Return each line holding the string "peak".

--------

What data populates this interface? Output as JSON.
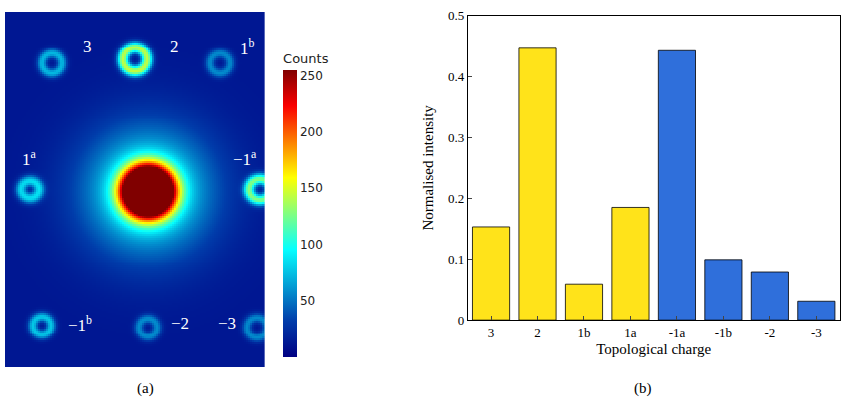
{
  "chart_data": [
    {
      "type": "heatmap",
      "label": "(a)",
      "colorbar": {
        "title": "Counts",
        "zlim": [
          0,
          255
        ],
        "ticks": [
          50,
          100,
          150,
          200,
          250
        ],
        "color": "jet"
      },
      "xlim": [
        0,
        260
      ],
      "ylim": [
        360,
        0
      ],
      "tick_labels": false,
      "background": 12,
      "spots": [
        {
          "text": "3",
          "x": 47,
          "y": 52,
          "radius": 10,
          "width": 3.5,
          "peak": 60,
          "label_x": 83,
          "label_y": 35
        },
        {
          "text": "2",
          "x": 130,
          "y": 48,
          "radius": 12,
          "width": 4,
          "peak": 130,
          "label_x": 170,
          "label_y": 35
        },
        {
          "text": "1",
          "sup": "b",
          "x": 215,
          "y": 52,
          "radius": 10,
          "width": 3.5,
          "peak": 45,
          "label_x": 243,
          "label_y": 35
        },
        {
          "text": "1",
          "sup": "a",
          "x": 25,
          "y": 180,
          "radius": 9,
          "width": 4,
          "peak": 70,
          "label_x": 25,
          "label_y": 148
        },
        {
          "x": 143,
          "y": 182,
          "radius": 0,
          "width": 16,
          "peak": 600
        },
        {
          "x": 143,
          "y": 182,
          "radius": 0,
          "width": 45,
          "peak": 90
        },
        {
          "text": "−1",
          "sup": "a",
          "x": 255,
          "y": 180,
          "radius": 11,
          "width": 4,
          "peak": 110,
          "label_x": 240,
          "label_y": 148
        },
        {
          "text": "−1",
          "sup": "b",
          "x": 37,
          "y": 318,
          "radius": 9,
          "width": 3.5,
          "peak": 65,
          "label_x": 75,
          "label_y": 316
        },
        {
          "text": "−2",
          "x": 143,
          "y": 320,
          "radius": 9,
          "width": 3.5,
          "peak": 45,
          "label_x": 175,
          "label_y": 316
        },
        {
          "text": "−3",
          "x": 252,
          "y": 320,
          "radius": 10,
          "width": 3.5,
          "peak": 45,
          "label_x": 222,
          "label_y": 316
        }
      ]
    },
    {
      "type": "bar",
      "label": "(b)",
      "x_label": "Topological charge",
      "y_label": "Normalised intensity",
      "categories": [
        "3",
        "2",
        "1b",
        "1a",
        "-1a",
        "-1b",
        "-2",
        "-3"
      ],
      "values": [
        0.153,
        0.447,
        0.059,
        0.185,
        0.443,
        0.099,
        0.079,
        0.031
      ],
      "colors": [
        "#FFE31A",
        "#FFE31A",
        "#FFE31A",
        "#FFE31A",
        "#2F6FDB",
        "#2F6FDB",
        "#2F6FDB",
        "#2F6FDB"
      ],
      "ylim": [
        0,
        0.5
      ],
      "yticks": [
        0,
        0.1,
        0.2,
        0.3,
        0.4,
        0.5
      ],
      "grid": false
    }
  ]
}
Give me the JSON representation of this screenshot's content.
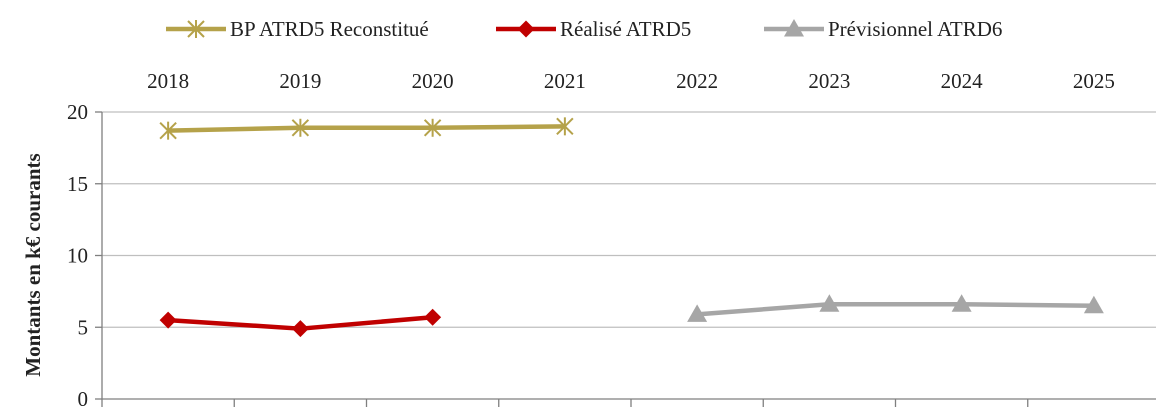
{
  "chart_data": {
    "type": "line",
    "categories": [
      "2018",
      "2019",
      "2020",
      "2021",
      "2022",
      "2023",
      "2024",
      "2025"
    ],
    "series": [
      {
        "name": "BP ATRD5 Reconstitué",
        "color": "#B5A24A",
        "marker": "star",
        "values": [
          18.7,
          18.9,
          18.9,
          19.0,
          null,
          null,
          null,
          null
        ]
      },
      {
        "name": "Réalisé ATRD5",
        "color": "#C00000",
        "marker": "diamond",
        "values": [
          5.5,
          4.9,
          5.7,
          null,
          null,
          null,
          null,
          null
        ]
      },
      {
        "name": "Prévisionnel ATRD6",
        "color": "#A6A6A6",
        "marker": "triangle",
        "values": [
          null,
          null,
          null,
          null,
          5.9,
          6.6,
          6.6,
          6.5
        ]
      }
    ],
    "ylabel": "Montants en k€ courants",
    "ylim": [
      0,
      20
    ],
    "yticks": [
      0,
      5,
      10,
      15,
      20
    ],
    "grid": true,
    "legend_position": "top",
    "xaxis_position": "top"
  }
}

--------

Solution to this task =
          "peak": 60,
          "peak": 130,
          "peak": 45,
          "peak": 70,
          "peak": 600
          "peak": 90
          "peak": 110,
          "peak": 65,
          "peak": 45,
          "peak": 45,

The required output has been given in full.